--- Begin MATERIAL SHOWN ---

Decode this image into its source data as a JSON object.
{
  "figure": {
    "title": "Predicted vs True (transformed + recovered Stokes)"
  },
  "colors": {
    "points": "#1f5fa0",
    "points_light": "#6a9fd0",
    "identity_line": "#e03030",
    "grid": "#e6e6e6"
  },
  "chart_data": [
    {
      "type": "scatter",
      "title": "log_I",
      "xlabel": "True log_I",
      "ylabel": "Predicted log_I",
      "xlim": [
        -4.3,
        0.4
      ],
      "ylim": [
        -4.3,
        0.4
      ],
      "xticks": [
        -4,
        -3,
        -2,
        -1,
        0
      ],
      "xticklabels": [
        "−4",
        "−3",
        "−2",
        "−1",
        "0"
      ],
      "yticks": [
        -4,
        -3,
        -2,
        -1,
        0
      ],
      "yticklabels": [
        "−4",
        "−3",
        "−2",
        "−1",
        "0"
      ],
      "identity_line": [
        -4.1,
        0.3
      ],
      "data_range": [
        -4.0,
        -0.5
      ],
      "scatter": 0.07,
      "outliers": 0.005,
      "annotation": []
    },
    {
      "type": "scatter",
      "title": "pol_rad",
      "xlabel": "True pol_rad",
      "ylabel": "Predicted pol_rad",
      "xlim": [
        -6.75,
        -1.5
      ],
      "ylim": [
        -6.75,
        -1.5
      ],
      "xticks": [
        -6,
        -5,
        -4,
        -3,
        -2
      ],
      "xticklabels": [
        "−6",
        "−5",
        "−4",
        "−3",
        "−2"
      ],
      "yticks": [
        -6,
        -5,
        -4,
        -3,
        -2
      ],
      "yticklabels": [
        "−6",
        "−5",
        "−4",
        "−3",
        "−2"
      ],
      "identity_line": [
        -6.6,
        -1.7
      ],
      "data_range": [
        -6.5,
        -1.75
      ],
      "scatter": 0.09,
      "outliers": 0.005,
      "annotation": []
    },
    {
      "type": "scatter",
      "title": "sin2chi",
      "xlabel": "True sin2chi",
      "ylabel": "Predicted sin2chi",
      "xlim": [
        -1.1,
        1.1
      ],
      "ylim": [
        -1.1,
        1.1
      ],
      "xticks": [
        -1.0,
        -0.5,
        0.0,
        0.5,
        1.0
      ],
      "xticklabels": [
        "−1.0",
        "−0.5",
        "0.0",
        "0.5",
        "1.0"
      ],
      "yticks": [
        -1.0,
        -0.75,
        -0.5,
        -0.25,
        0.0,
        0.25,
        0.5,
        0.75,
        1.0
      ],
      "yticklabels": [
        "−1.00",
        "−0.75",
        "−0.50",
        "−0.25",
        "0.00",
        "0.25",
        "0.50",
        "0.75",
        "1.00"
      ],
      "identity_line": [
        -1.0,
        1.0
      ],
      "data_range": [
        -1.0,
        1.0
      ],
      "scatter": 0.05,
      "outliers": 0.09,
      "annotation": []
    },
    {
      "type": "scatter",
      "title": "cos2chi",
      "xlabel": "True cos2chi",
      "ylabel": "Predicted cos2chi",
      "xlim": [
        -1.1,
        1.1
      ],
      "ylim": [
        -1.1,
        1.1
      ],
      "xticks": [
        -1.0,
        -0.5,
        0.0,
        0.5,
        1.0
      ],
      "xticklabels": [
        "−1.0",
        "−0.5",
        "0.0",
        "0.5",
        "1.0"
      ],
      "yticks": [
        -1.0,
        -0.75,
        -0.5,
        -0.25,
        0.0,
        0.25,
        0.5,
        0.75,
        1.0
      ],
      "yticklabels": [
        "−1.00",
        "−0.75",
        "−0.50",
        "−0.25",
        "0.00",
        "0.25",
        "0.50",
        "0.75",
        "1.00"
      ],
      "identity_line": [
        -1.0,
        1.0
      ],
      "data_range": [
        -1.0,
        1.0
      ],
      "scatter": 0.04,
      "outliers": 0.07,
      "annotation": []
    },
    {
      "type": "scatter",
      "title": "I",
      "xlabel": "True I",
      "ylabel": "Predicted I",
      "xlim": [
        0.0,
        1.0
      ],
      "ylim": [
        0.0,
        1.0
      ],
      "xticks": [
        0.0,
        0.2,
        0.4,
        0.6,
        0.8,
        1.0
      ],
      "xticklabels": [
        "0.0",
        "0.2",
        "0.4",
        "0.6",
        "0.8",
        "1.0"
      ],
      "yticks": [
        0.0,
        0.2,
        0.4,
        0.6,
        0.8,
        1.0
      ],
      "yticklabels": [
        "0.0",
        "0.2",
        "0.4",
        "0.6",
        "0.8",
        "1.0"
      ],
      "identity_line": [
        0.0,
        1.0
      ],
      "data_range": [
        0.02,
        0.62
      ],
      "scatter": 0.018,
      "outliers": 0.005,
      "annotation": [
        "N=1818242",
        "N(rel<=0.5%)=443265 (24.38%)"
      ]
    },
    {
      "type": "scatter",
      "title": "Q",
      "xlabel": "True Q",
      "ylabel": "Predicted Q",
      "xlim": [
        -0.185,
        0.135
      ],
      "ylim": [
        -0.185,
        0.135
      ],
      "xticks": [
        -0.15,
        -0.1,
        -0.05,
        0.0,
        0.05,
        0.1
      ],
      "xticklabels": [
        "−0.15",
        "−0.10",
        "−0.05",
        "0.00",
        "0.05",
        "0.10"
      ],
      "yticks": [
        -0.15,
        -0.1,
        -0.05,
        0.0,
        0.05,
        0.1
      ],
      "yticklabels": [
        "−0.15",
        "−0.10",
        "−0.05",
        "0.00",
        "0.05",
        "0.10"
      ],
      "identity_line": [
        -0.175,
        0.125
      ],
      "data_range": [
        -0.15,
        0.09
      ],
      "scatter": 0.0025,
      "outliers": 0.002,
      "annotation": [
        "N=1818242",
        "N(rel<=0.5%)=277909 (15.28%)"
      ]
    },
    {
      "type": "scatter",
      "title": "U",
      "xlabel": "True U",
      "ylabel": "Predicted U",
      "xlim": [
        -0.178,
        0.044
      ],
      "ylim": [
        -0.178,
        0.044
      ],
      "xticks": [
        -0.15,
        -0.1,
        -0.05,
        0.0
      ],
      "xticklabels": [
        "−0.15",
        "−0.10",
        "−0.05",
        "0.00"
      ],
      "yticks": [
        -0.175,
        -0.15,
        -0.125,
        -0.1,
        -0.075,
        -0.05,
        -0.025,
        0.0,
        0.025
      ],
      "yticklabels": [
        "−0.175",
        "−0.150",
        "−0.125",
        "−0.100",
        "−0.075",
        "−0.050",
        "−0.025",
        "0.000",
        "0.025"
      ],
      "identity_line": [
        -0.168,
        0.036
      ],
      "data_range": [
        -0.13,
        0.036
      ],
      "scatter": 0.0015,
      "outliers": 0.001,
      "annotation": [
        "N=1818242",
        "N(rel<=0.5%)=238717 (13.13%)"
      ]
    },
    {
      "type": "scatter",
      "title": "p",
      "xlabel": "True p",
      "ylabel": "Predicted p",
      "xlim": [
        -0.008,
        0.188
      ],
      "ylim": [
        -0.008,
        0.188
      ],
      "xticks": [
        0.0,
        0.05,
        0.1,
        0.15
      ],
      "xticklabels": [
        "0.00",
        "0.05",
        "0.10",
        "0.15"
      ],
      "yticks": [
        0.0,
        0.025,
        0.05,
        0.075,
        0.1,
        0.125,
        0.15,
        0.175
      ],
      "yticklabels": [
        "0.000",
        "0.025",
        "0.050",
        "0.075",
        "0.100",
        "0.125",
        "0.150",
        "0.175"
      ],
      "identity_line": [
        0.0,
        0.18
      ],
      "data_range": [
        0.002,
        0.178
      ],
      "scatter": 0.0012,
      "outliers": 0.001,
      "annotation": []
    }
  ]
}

--- End MATERIAL SHOWN ---

### [WHAT TO DO]
Write the listing out again, exactly as shown above.

### [TASK RESULT]
Decode this image into its source data as a JSON object.
{
  "figure": {
    "title": "Predicted vs True (transformed + recovered Stokes)"
  },
  "colors": {
    "points": "#1f5fa0",
    "points_light": "#6a9fd0",
    "identity_line": "#e03030",
    "grid": "#e6e6e6"
  },
  "chart_data": [
    {
      "type": "scatter",
      "title": "log_I",
      "xlabel": "True log_I",
      "ylabel": "Predicted log_I",
      "xlim": [
        -4.3,
        0.4
      ],
      "ylim": [
        -4.3,
        0.4
      ],
      "xticks": [
        -4,
        -3,
        -2,
        -1,
        0
      ],
      "xticklabels": [
        "−4",
        "−3",
        "−2",
        "−1",
        "0"
      ],
      "yticks": [
        -4,
        -3,
        -2,
        -1,
        0
      ],
      "yticklabels": [
        "−4",
        "−3",
        "−2",
        "−1",
        "0"
      ],
      "identity_line": [
        -4.1,
        0.3
      ],
      "data_range": [
        -4.0,
        -0.5
      ],
      "scatter": 0.07,
      "outliers": 0.005,
      "annotation": []
    },
    {
      "type": "scatter",
      "title": "pol_rad",
      "xlabel": "True pol_rad",
      "ylabel": "Predicted pol_rad",
      "xlim": [
        -6.75,
        -1.5
      ],
      "ylim": [
        -6.75,
        -1.5
      ],
      "xticks": [
        -6,
        -5,
        -4,
        -3,
        -2
      ],
      "xticklabels": [
        "−6",
        "−5",
        "−4",
        "−3",
        "−2"
      ],
      "yticks": [
        -6,
        -5,
        -4,
        -3,
        -2
      ],
      "yticklabels": [
        "−6",
        "−5",
        "−4",
        "−3",
        "−2"
      ],
      "identity_line": [
        -6.6,
        -1.7
      ],
      "data_range": [
        -6.5,
        -1.75
      ],
      "scatter": 0.09,
      "outliers": 0.005,
      "annotation": []
    },
    {
      "type": "scatter",
      "title": "sin2chi",
      "xlabel": "True sin2chi",
      "ylabel": "Predicted sin2chi",
      "xlim": [
        -1.1,
        1.1
      ],
      "ylim": [
        -1.1,
        1.1
      ],
      "xticks": [
        -1.0,
        -0.5,
        0.0,
        0.5,
        1.0
      ],
      "xticklabels": [
        "−1.0",
        "−0.5",
        "0.0",
        "0.5",
        "1.0"
      ],
      "yticks": [
        -1.0,
        -0.75,
        -0.5,
        -0.25,
        0.0,
        0.25,
        0.5,
        0.75,
        1.0
      ],
      "yticklabels": [
        "−1.00",
        "−0.75",
        "−0.50",
        "−0.25",
        "0.00",
        "0.25",
        "0.50",
        "0.75",
        "1.00"
      ],
      "identity_line": [
        -1.0,
        1.0
      ],
      "data_range": [
        -1.0,
        1.0
      ],
      "scatter": 0.05,
      "outliers": 0.09,
      "annotation": []
    },
    {
      "type": "scatter",
      "title": "cos2chi",
      "xlabel": "True cos2chi",
      "ylabel": "Predicted cos2chi",
      "xlim": [
        -1.1,
        1.1
      ],
      "ylim": [
        -1.1,
        1.1
      ],
      "xticks": [
        -1.0,
        -0.5,
        0.0,
        0.5,
        1.0
      ],
      "xticklabels": [
        "−1.0",
        "−0.5",
        "0.0",
        "0.5",
        "1.0"
      ],
      "yticks": [
        -1.0,
        -0.75,
        -0.5,
        -0.25,
        0.0,
        0.25,
        0.5,
        0.75,
        1.0
      ],
      "yticklabels": [
        "−1.00",
        "−0.75",
        "−0.50",
        "−0.25",
        "0.00",
        "0.25",
        "0.50",
        "0.75",
        "1.00"
      ],
      "identity_line": [
        -1.0,
        1.0
      ],
      "data_range": [
        -1.0,
        1.0
      ],
      "scatter": 0.04,
      "outliers": 0.07,
      "annotation": []
    },
    {
      "type": "scatter",
      "title": "I",
      "xlabel": "True I",
      "ylabel": "Predicted I",
      "xlim": [
        0.0,
        1.0
      ],
      "ylim": [
        0.0,
        1.0
      ],
      "xticks": [
        0.0,
        0.2,
        0.4,
        0.6,
        0.8,
        1.0
      ],
      "xticklabels": [
        "0.0",
        "0.2",
        "0.4",
        "0.6",
        "0.8",
        "1.0"
      ],
      "yticks": [
        0.0,
        0.2,
        0.4,
        0.6,
        0.8,
        1.0
      ],
      "yticklabels": [
        "0.0",
        "0.2",
        "0.4",
        "0.6",
        "0.8",
        "1.0"
      ],
      "identity_line": [
        0.0,
        1.0
      ],
      "data_range": [
        0.02,
        0.62
      ],
      "scatter": 0.018,
      "outliers": 0.005,
      "annotation": [
        "N=1818242",
        "N(rel<=0.5%)=443265 (24.38%)"
      ]
    },
    {
      "type": "scatter",
      "title": "Q",
      "xlabel": "True Q",
      "ylabel": "Predicted Q",
      "xlim": [
        -0.185,
        0.135
      ],
      "ylim": [
        -0.185,
        0.135
      ],
      "xticks": [
        -0.15,
        -0.1,
        -0.05,
        0.0,
        0.05,
        0.1
      ],
      "xticklabels": [
        "−0.15",
        "−0.10",
        "−0.05",
        "0.00",
        "0.05",
        "0.10"
      ],
      "yticks": [
        -0.15,
        -0.1,
        -0.05,
        0.0,
        0.05,
        0.1
      ],
      "yticklabels": [
        "−0.15",
        "−0.10",
        "−0.05",
        "0.00",
        "0.05",
        "0.10"
      ],
      "identity_line": [
        -0.175,
        0.125
      ],
      "data_range": [
        -0.15,
        0.09
      ],
      "scatter": 0.0025,
      "outliers": 0.002,
      "annotation": [
        "N=1818242",
        "N(rel<=0.5%)=277909 (15.28%)"
      ]
    },
    {
      "type": "scatter",
      "title": "U",
      "xlabel": "True U",
      "ylabel": "Predicted U",
      "xlim": [
        -0.178,
        0.044
      ],
      "ylim": [
        -0.178,
        0.044
      ],
      "xticks": [
        -0.15,
        -0.1,
        -0.05,
        0.0
      ],
      "xticklabels": [
        "−0.15",
        "−0.10",
        "−0.05",
        "0.00"
      ],
      "yticks": [
        -0.175,
        -0.15,
        -0.125,
        -0.1,
        -0.075,
        -0.05,
        -0.025,
        0.0,
        0.025
      ],
      "yticklabels": [
        "−0.175",
        "−0.150",
        "−0.125",
        "−0.100",
        "−0.075",
        "−0.050",
        "−0.025",
        "0.000",
        "0.025"
      ],
      "identity_line": [
        -0.168,
        0.036
      ],
      "data_range": [
        -0.13,
        0.036
      ],
      "scatter": 0.0015,
      "outliers": 0.001,
      "annotation": [
        "N=1818242",
        "N(rel<=0.5%)=238717 (13.13%)"
      ]
    },
    {
      "type": "scatter",
      "title": "p",
      "xlabel": "True p",
      "ylabel": "Predicted p",
      "xlim": [
        -0.008,
        0.188
      ],
      "ylim": [
        -0.008,
        0.188
      ],
      "xticks": [
        0.0,
        0.05,
        0.1,
        0.15
      ],
      "xticklabels": [
        "0.00",
        "0.05",
        "0.10",
        "0.15"
      ],
      "yticks": [
        0.0,
        0.025,
        0.05,
        0.075,
        0.1,
        0.125,
        0.15,
        0.175
      ],
      "yticklabels": [
        "0.000",
        "0.025",
        "0.050",
        "0.075",
        "0.100",
        "0.125",
        "0.150",
        "0.175"
      ],
      "identity_line": [
        0.0,
        0.18
      ],
      "data_range": [
        0.002,
        0.178
      ],
      "scatter": 0.0012,
      "outliers": 0.001,
      "annotation": []
    }
  ]
}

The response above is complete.